◆ DIRECTION ◆
Omit the pictures, please, and give each record below again exactly.

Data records

● ● ● ● ●

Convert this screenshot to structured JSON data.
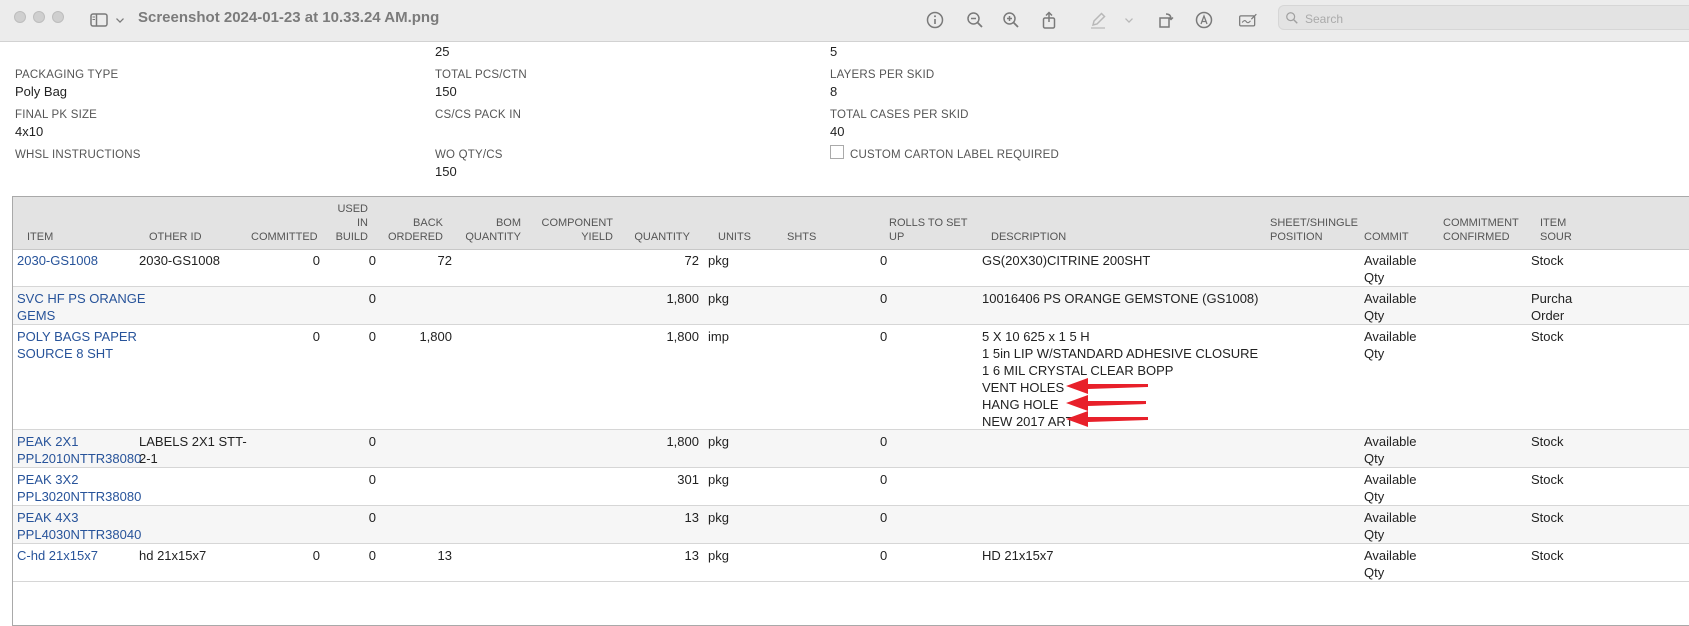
{
  "window": {
    "title": "Screenshot 2024-01-23 at 10.33.24 AM.png",
    "search_placeholder": "Search"
  },
  "form": {
    "top_values": [
      "25",
      "5"
    ],
    "fields": [
      {
        "label": "PACKAGING TYPE",
        "value": "Poly Bag"
      },
      {
        "label": "TOTAL PCS/CTN",
        "value": "150"
      },
      {
        "label": "LAYERS PER SKID",
        "value": "8"
      },
      {
        "label": "FINAL PK SIZE",
        "value": "4x10"
      },
      {
        "label": "CS/CS PACK IN",
        "value": ""
      },
      {
        "label": "TOTAL CASES PER SKID",
        "value": "40"
      },
      {
        "label": "WHSL INSTRUCTIONS",
        "value": ""
      },
      {
        "label": "WO QTY/CS",
        "value": "150"
      }
    ],
    "checkbox_label": "CUSTOM CARTON LABEL REQUIRED",
    "checkbox_checked": false
  },
  "table": {
    "headers": {
      "item": "ITEM",
      "other_id": "OTHER ID",
      "committed": "COMMITTED",
      "used_in_build": [
        "USED",
        "IN",
        "BUILD"
      ],
      "back_ordered": [
        "BACK",
        "ORDERED"
      ],
      "bom_quantity": [
        "BOM",
        "QUANTITY"
      ],
      "component_yield": [
        "COMPONENT",
        "YIELD"
      ],
      "quantity": "QUANTITY",
      "units": "UNITS",
      "shts": "SHTS",
      "rolls_to_set_up": [
        "ROLLS TO SET",
        "UP"
      ],
      "description": "DESCRIPTION",
      "sheet_shingle_position": [
        "SHEET/SHINGLE",
        "POSITION"
      ],
      "commit": "COMMIT",
      "commitment_confirmed": [
        "COMMITMENT",
        "CONFIRMED"
      ],
      "item_source": [
        "ITEM",
        "SOUR"
      ]
    },
    "rows": [
      {
        "item": [
          "2030-GS1008"
        ],
        "other_id": [
          "2030-GS1008"
        ],
        "committed": "0",
        "used_in_build": "0",
        "back_ordered": "72",
        "quantity": "72",
        "units": "pkg",
        "rolls": "0",
        "description": [
          "GS(20X30)CITRINE 200SHT"
        ],
        "commit": [
          "Available",
          "Qty"
        ],
        "source": [
          "Stock"
        ]
      },
      {
        "item": [
          "SVC HF PS ORANGE",
          "GEMS"
        ],
        "other_id": [],
        "committed": "",
        "used_in_build": "0",
        "back_ordered": "",
        "quantity": "1,800",
        "units": "pkg",
        "rolls": "0",
        "description": [
          "10016406 PS ORANGE GEMSTONE (GS1008)"
        ],
        "commit": [
          "Available",
          "Qty"
        ],
        "source": [
          "Purcha",
          "Order"
        ]
      },
      {
        "item": [
          "POLY BAGS PAPER",
          "SOURCE 8 SHT"
        ],
        "other_id": [],
        "committed": "0",
        "used_in_build": "0",
        "back_ordered": "1,800",
        "quantity": "1,800",
        "units": "imp",
        "rolls": "0",
        "description": [
          "5 X 10 625 x 1 5 H",
          "1 5in LIP W/STANDARD ADHESIVE CLOSURE",
          "1 6 MIL CRYSTAL CLEAR BOPP",
          "VENT HOLES",
          "HANG HOLE",
          "NEW 2017 ART"
        ],
        "commit": [
          "Available",
          "Qty"
        ],
        "source": [
          "Stock"
        ]
      },
      {
        "item": [
          "PEAK 2X1",
          "PPL2010NTTR38080"
        ],
        "other_id": [
          "LABELS 2X1 STT-",
          "2-1"
        ],
        "committed": "",
        "used_in_build": "0",
        "back_ordered": "",
        "quantity": "1,800",
        "units": "pkg",
        "rolls": "0",
        "description": [],
        "commit": [
          "Available",
          "Qty"
        ],
        "source": [
          "Stock"
        ]
      },
      {
        "item": [
          "PEAK 3X2",
          "PPL3020NTTR38080"
        ],
        "other_id": [],
        "committed": "",
        "used_in_build": "0",
        "back_ordered": "",
        "quantity": "301",
        "units": "pkg",
        "rolls": "0",
        "description": [],
        "commit": [
          "Available",
          "Qty"
        ],
        "source": [
          "Stock"
        ]
      },
      {
        "item": [
          "PEAK 4X3",
          "PPL4030NTTR38040"
        ],
        "other_id": [],
        "committed": "",
        "used_in_build": "0",
        "back_ordered": "",
        "quantity": "13",
        "units": "pkg",
        "rolls": "0",
        "description": [],
        "commit": [
          "Available",
          "Qty"
        ],
        "source": [
          "Stock"
        ]
      },
      {
        "item": [
          "C-hd 21x15x7"
        ],
        "other_id": [
          "hd 21x15x7"
        ],
        "committed": "0",
        "used_in_build": "0",
        "back_ordered": "13",
        "quantity": "13",
        "units": "pkg",
        "rolls": "0",
        "description": [
          "HD 21x15x7"
        ],
        "commit": [
          "Available",
          "Qty"
        ],
        "source": [
          "Stock"
        ]
      }
    ]
  },
  "colors": {
    "link": "#27539a",
    "arrow": "#e8202a",
    "header_bg": "#e3e3e3"
  }
}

● ● ● ● ●

◆ TASK SOLUTION ◆
Convert this screenshot to structured JSON data.
{
  "window": {
    "title": "Screenshot 2024-01-23 at 10.33.24 AM.png",
    "search_placeholder": "Search"
  },
  "form": {
    "top_values": [
      "25",
      "5"
    ],
    "fields": [
      {
        "label": "PACKAGING TYPE",
        "value": "Poly Bag"
      },
      {
        "label": "TOTAL PCS/CTN",
        "value": "150"
      },
      {
        "label": "LAYERS PER SKID",
        "value": "8"
      },
      {
        "label": "FINAL PK SIZE",
        "value": "4x10"
      },
      {
        "label": "CS/CS PACK IN",
        "value": ""
      },
      {
        "label": "TOTAL CASES PER SKID",
        "value": "40"
      },
      {
        "label": "WHSL INSTRUCTIONS",
        "value": ""
      },
      {
        "label": "WO QTY/CS",
        "value": "150"
      }
    ],
    "checkbox_label": "CUSTOM CARTON LABEL REQUIRED",
    "checkbox_checked": false
  },
  "table": {
    "headers": {
      "item": "ITEM",
      "other_id": "OTHER ID",
      "committed": "COMMITTED",
      "used_in_build": [
        "USED",
        "IN",
        "BUILD"
      ],
      "back_ordered": [
        "BACK",
        "ORDERED"
      ],
      "bom_quantity": [
        "BOM",
        "QUANTITY"
      ],
      "component_yield": [
        "COMPONENT",
        "YIELD"
      ],
      "quantity": "QUANTITY",
      "units": "UNITS",
      "shts": "SHTS",
      "rolls_to_set_up": [
        "ROLLS TO SET",
        "UP"
      ],
      "description": "DESCRIPTION",
      "sheet_shingle_position": [
        "SHEET/SHINGLE",
        "POSITION"
      ],
      "commit": "COMMIT",
      "commitment_confirmed": [
        "COMMITMENT",
        "CONFIRMED"
      ],
      "item_source": [
        "ITEM",
        "SOUR"
      ]
    },
    "rows": [
      {
        "item": [
          "2030-GS1008"
        ],
        "other_id": [
          "2030-GS1008"
        ],
        "committed": "0",
        "used_in_build": "0",
        "back_ordered": "72",
        "quantity": "72",
        "units": "pkg",
        "rolls": "0",
        "description": [
          "GS(20X30)CITRINE 200SHT"
        ],
        "commit": [
          "Available",
          "Qty"
        ],
        "source": [
          "Stock"
        ]
      },
      {
        "item": [
          "SVC HF PS ORANGE",
          "GEMS"
        ],
        "other_id": [],
        "committed": "",
        "used_in_build": "0",
        "back_ordered": "",
        "quantity": "1,800",
        "units": "pkg",
        "rolls": "0",
        "description": [
          "10016406 PS ORANGE GEMSTONE (GS1008)"
        ],
        "commit": [
          "Available",
          "Qty"
        ],
        "source": [
          "Purcha",
          "Order"
        ]
      },
      {
        "item": [
          "POLY BAGS PAPER",
          "SOURCE 8 SHT"
        ],
        "other_id": [],
        "committed": "0",
        "used_in_build": "0",
        "back_ordered": "1,800",
        "quantity": "1,800",
        "units": "imp",
        "rolls": "0",
        "description": [
          "5 X 10 625 x 1 5 H",
          "1 5in LIP W/STANDARD ADHESIVE CLOSURE",
          "1 6 MIL CRYSTAL CLEAR BOPP",
          "VENT HOLES",
          "HANG HOLE",
          "NEW 2017 ART"
        ],
        "commit": [
          "Available",
          "Qty"
        ],
        "source": [
          "Stock"
        ]
      },
      {
        "item": [
          "PEAK 2X1",
          "PPL2010NTTR38080"
        ],
        "other_id": [
          "LABELS 2X1 STT-",
          "2-1"
        ],
        "committed": "",
        "used_in_build": "0",
        "back_ordered": "",
        "quantity": "1,800",
        "units": "pkg",
        "rolls": "0",
        "description": [],
        "commit": [
          "Available",
          "Qty"
        ],
        "source": [
          "Stock"
        ]
      },
      {
        "item": [
          "PEAK 3X2",
          "PPL3020NTTR38080"
        ],
        "other_id": [],
        "committed": "",
        "used_in_build": "0",
        "back_ordered": "",
        "quantity": "301",
        "units": "pkg",
        "rolls": "0",
        "description": [],
        "commit": [
          "Available",
          "Qty"
        ],
        "source": [
          "Stock"
        ]
      },
      {
        "item": [
          "PEAK 4X3",
          "PPL4030NTTR38040"
        ],
        "other_id": [],
        "committed": "",
        "used_in_build": "0",
        "back_ordered": "",
        "quantity": "13",
        "units": "pkg",
        "rolls": "0",
        "description": [],
        "commit": [
          "Available",
          "Qty"
        ],
        "source": [
          "Stock"
        ]
      },
      {
        "item": [
          "C-hd 21x15x7"
        ],
        "other_id": [
          "hd 21x15x7"
        ],
        "committed": "0",
        "used_in_build": "0",
        "back_ordered": "13",
        "quantity": "13",
        "units": "pkg",
        "rolls": "0",
        "description": [
          "HD 21x15x7"
        ],
        "commit": [
          "Available",
          "Qty"
        ],
        "source": [
          "Stock"
        ]
      }
    ]
  },
  "colors": {
    "link": "#27539a",
    "arrow": "#e8202a",
    "header_bg": "#e3e3e3"
  }
}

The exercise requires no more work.